TEXTE:
_____

Expropriations et indemnisation à Oued Kramis

Expropriations et indemnisation à Oued Kramis

Ce qui se cache derrière le barrage

Le Quotidien d’Oran, 9 juin 2004

L’indemnisation de plusieurs dizaines d’agriculteurs, expropriés dans le cadre de la construction d’un barrage à Oued Kramis, daïra de Achâacha, dans la wilaya de Mostaganem, a failli tourner au vinaigre. La tension est montée de plusieurs crans, la semaine écoulée, lorsque les agriculteurs, en colère, ont occupé le chantier des Italiens, planté une tente au beau milieu de la base, empêchant ainsi la poursuite des travaux, pour réclamer leur dû sine die et en menaçant de recourir à la force, voire de brûler les engins de la société étrangère (le groupement Astaldi-Federici-Todini) qui réalise le barrage.

En fait, ce n’était pas la première fois qu’ils recouraient à cette méthode pour réclamer leur argent, mais cette fois-ci, les choses ont pris une autre tournure.

Après une journée de vaines négociations, les responsables ont appelé à l’intervention des forces de l’ordre. Celle-ci s’est soldée par l’arrestation de neuf protestataires, les meneurs, qui ont été déférés au parquet de Sidi Ali (ex-Cassaigne). Cinq d’entre eux ont été placés sous mandat de dépôt, les quatre autres ont été mis en liberté provisoire. Ils ont été auditionnés, hier, par le magistrat instructeur. Mais comment en est-on arrivé là ?

Les expropriés parlent de leurs droits. Certains d’entre eux continuent à exploiter les terrains qui ne leur appartiennent plus, en attendant que la vallée soit inondée par les eaux du barrage. Et elle le sera sur une distance de 7 kilomètres. Ils ont beaucoup à dire. «Ce n’est pas notre faute si nous avons hérité de terrains et de maisons sans actes de propriété. Nous y vivons depuis longtemps et tout le monde sait à qui appartient telle ou telle parcelle. La construction du barrage a chamboulé nos vies, pris nos terrains et il est juste de réclamer nos indemnisations qui ont trop tardé à venir», disent-ils, tout en reconnaissant l’utilité du barrage pour la région.

_____

ENREGISTREMENTS DE DONNÉES:
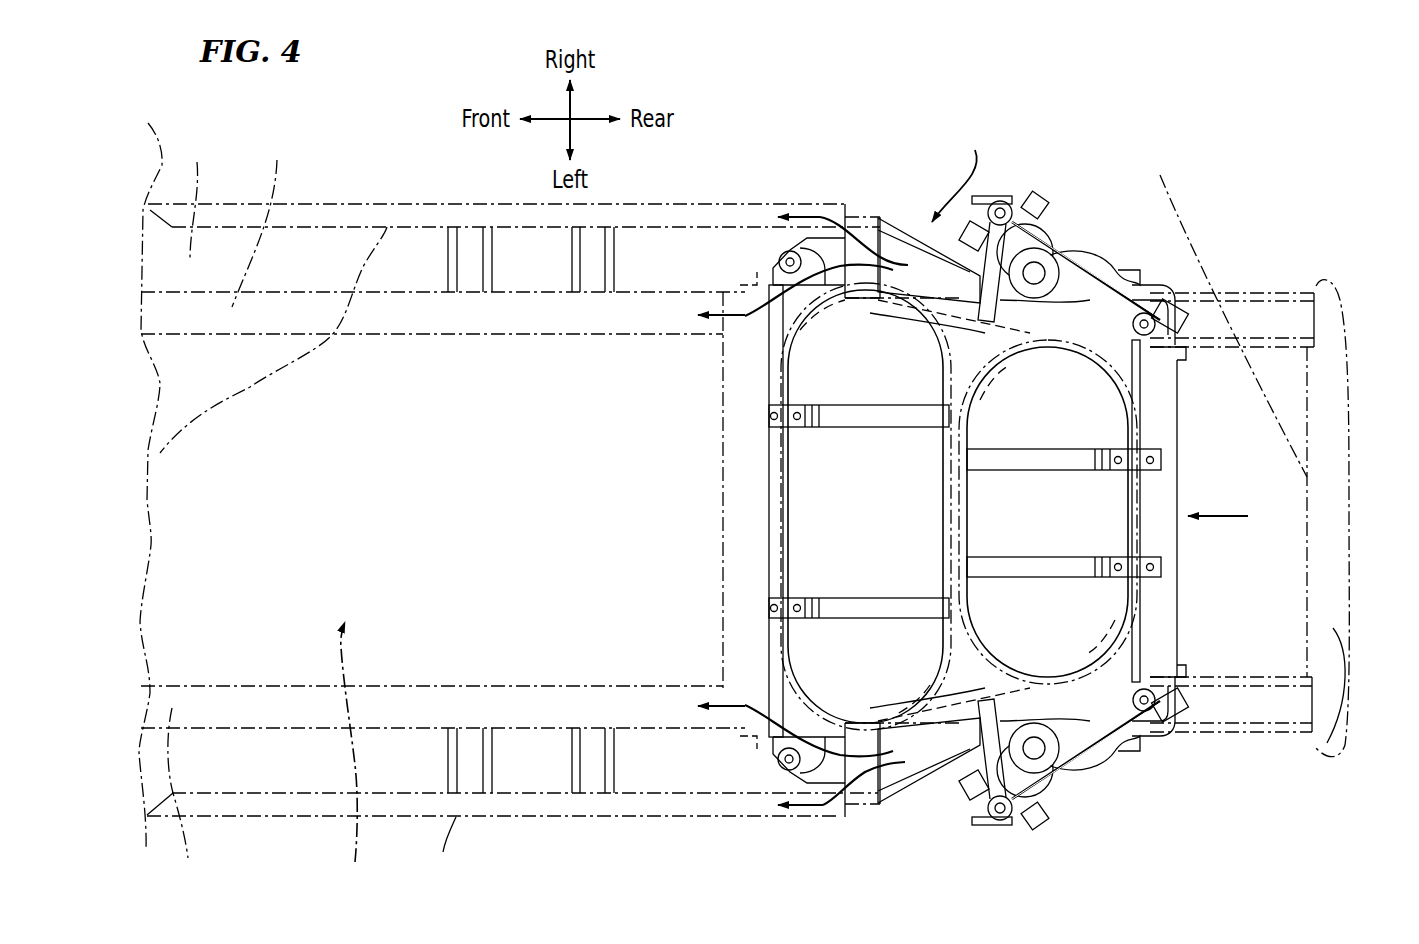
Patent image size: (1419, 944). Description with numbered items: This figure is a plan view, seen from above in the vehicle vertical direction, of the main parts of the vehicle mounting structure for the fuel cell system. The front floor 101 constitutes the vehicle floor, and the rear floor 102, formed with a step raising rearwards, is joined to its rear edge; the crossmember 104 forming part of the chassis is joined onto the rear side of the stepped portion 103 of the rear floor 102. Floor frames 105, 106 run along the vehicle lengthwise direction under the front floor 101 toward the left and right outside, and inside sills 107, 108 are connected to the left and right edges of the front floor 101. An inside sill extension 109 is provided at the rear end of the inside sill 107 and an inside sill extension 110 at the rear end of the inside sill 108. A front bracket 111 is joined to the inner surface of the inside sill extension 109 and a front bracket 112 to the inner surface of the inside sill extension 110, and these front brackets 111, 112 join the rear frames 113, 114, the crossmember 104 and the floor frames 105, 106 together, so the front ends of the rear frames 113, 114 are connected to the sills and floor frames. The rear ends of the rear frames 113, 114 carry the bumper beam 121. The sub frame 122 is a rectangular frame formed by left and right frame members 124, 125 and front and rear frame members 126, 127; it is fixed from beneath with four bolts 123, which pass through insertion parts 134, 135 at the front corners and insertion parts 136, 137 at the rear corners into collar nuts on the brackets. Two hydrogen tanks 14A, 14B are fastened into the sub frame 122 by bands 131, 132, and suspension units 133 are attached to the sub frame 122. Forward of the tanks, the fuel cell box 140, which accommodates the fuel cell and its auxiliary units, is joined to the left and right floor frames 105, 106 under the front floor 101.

The front floor 101 is at (180, 486).
The rear floor 102 is at (1270, 407).
The stepped portion 103 is at (764, 483).
The crossmember 104 is at (770, 350).
The floor frame 105 is at (187, 800).
The floor frame 106 is at (273, 291).
The inside sill 107 is at (444, 852).
The inside sill 108 is at (445, 204).
The inside sill extension 109 is at (862, 798).
The inside sill extension 110 is at (897, 225).
The front bracket 111 is at (750, 780).
The front bracket 112 is at (775, 249).
The rear frame 113 is at (1228, 735).
The rear frame 114 is at (1240, 290).
The bumper beam 121 is at (1351, 706).
The sub frame 122 is at (960, 168).
The bolt 123 is at (762, 180).
The left frame member 124 is at (917, 760).
The right frame member 125 is at (917, 273).
The front frame member 126 is at (778, 520).
The rear frame member 127 is at (1165, 488).
The band 131 is at (866, 372).
The band 132 is at (1062, 423).
The suspension unit 133 is at (1088, 152).
The insertion part 134 is at (785, 772).
The insertion part 135 is at (817, 273).
The insertion part 136 is at (1176, 665).
The insertion part 137 is at (1165, 272).
The fuel cell box 140 is at (349, 766).
The hydrogen tank 14A is at (866, 506).
The hydrogen tank 14B is at (1048, 512).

_____

CONSIGNES:
a) Recopiez à l'identique le passage du texte qui va de « Après une journée » jusqu'à « arrivé là ? ».
b) D'après le texte, pourquoi les expropriés estiment-ils juste de réclamer leurs indemnisations ? Répondez en une à trois phrases.
c) Nommez toutes les sociétés qui forment, selon le texte, le groupement étranger chargé de réaliser le barrage.

RÉPONSES DÉTAILLÉES:
a)
Après une journée de vaines négociations, les responsables ont appelé à l’intervention des forces de l’ordre. Celle-ci s’est soldée par l’arrestation de neuf protestataires, les meneurs, qui ont été déférés au parquet de Sidi Ali (ex-Cassaigne). Cinq d’entre eux ont été placés sous mandat de dépôt, les quatre autres ont été mis en liberté provisoire. Ils ont été auditionnés, hier, par le magistrat instructeur. Mais comment en est-on arrivé là ?

b) Selon eux, la construction du barrage a chamboulé leurs vies et leur a pris leurs terrains. Ils ajoutent que ces indemnisations ont trop tardé à venir.

c) Astaldi, Federici, Todini